▶ _Saved entries_:
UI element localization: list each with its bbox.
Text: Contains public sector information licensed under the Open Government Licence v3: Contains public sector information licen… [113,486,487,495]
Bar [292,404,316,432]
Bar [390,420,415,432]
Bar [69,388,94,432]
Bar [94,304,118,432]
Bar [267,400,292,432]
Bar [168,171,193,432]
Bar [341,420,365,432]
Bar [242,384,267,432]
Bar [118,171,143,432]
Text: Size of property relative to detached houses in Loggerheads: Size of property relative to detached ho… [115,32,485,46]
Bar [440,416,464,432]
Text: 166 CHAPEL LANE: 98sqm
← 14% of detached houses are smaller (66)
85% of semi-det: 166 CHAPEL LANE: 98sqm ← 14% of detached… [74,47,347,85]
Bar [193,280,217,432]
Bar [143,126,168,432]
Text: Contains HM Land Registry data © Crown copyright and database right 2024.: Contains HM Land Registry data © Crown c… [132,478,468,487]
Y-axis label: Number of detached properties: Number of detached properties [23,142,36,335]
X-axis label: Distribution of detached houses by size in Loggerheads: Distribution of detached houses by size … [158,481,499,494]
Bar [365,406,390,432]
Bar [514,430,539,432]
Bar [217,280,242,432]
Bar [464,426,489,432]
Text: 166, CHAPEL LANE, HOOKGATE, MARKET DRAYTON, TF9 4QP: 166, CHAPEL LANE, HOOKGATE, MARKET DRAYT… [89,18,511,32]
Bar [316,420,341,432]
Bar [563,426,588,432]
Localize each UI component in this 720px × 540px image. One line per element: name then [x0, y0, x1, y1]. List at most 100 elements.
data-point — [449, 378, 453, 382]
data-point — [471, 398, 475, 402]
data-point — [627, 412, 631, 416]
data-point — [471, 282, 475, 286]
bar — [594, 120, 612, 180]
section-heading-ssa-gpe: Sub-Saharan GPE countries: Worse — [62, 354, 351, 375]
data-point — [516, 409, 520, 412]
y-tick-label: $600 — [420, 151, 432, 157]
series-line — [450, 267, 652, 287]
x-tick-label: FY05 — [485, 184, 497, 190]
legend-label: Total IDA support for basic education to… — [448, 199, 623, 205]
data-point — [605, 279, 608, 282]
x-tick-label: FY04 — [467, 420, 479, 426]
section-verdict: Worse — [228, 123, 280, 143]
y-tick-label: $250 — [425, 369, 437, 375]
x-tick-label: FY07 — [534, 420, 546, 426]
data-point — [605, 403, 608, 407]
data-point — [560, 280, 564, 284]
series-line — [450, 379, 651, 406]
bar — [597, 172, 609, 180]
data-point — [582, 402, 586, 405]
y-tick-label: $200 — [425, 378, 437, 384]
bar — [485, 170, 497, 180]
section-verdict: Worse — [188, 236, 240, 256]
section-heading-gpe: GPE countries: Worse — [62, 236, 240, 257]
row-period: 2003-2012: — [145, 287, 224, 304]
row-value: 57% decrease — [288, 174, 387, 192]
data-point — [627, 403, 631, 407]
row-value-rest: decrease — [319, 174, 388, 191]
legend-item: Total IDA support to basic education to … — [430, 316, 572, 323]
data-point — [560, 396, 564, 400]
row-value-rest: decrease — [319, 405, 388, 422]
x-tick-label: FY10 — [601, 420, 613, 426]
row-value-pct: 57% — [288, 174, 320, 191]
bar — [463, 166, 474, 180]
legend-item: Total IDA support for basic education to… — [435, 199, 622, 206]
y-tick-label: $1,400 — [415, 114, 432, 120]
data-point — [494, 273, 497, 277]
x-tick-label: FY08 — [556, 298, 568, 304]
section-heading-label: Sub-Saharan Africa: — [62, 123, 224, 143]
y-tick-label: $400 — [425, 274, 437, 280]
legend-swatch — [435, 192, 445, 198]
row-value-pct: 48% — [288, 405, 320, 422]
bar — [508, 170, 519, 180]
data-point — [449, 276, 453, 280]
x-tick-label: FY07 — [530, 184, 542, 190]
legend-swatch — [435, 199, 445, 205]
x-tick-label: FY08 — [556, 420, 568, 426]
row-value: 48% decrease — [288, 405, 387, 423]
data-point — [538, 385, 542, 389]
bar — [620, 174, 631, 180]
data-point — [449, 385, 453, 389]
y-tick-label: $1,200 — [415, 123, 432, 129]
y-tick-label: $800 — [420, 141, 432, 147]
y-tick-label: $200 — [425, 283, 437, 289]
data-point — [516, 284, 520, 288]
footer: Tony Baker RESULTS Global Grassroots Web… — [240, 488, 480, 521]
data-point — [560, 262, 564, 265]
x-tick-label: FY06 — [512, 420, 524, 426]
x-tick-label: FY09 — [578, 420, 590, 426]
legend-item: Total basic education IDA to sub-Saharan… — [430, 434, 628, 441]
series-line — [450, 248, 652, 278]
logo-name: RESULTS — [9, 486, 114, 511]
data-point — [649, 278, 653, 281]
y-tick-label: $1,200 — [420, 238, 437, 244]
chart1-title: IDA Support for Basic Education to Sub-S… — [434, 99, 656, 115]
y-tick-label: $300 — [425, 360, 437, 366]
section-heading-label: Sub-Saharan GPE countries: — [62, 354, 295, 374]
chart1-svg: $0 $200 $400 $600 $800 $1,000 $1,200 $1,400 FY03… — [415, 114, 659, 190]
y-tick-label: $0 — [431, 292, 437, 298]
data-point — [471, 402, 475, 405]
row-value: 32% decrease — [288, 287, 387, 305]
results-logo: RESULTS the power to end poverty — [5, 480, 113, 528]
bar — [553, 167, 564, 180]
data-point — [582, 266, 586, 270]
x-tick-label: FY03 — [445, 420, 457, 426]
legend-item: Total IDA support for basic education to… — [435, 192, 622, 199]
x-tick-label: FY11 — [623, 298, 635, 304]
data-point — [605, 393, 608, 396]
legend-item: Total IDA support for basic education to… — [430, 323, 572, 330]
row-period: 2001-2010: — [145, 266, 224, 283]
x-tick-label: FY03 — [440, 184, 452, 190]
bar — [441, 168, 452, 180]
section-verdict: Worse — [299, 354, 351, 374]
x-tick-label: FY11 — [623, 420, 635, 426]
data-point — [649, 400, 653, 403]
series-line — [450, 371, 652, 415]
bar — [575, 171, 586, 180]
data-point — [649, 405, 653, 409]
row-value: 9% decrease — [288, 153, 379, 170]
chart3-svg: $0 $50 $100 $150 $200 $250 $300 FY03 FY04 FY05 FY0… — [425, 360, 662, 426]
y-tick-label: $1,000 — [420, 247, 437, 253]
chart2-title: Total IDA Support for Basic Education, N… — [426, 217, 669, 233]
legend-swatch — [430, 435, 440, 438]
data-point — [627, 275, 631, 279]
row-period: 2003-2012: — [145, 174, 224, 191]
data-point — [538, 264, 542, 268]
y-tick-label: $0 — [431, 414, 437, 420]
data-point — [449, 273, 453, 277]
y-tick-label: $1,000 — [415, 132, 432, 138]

▶ _Written problem_: Copy out, unchanged, the records from their first line through the line with "Bar [390,420,415,432]", both ends included.

▶ _Task output_:
UI element localization: list each with its bbox.
Text: Contains public sector information licensed under the Open Government Licence v3: Contains public sector information licen… [113,486,487,495]
Bar [292,404,316,432]
Bar [390,420,415,432]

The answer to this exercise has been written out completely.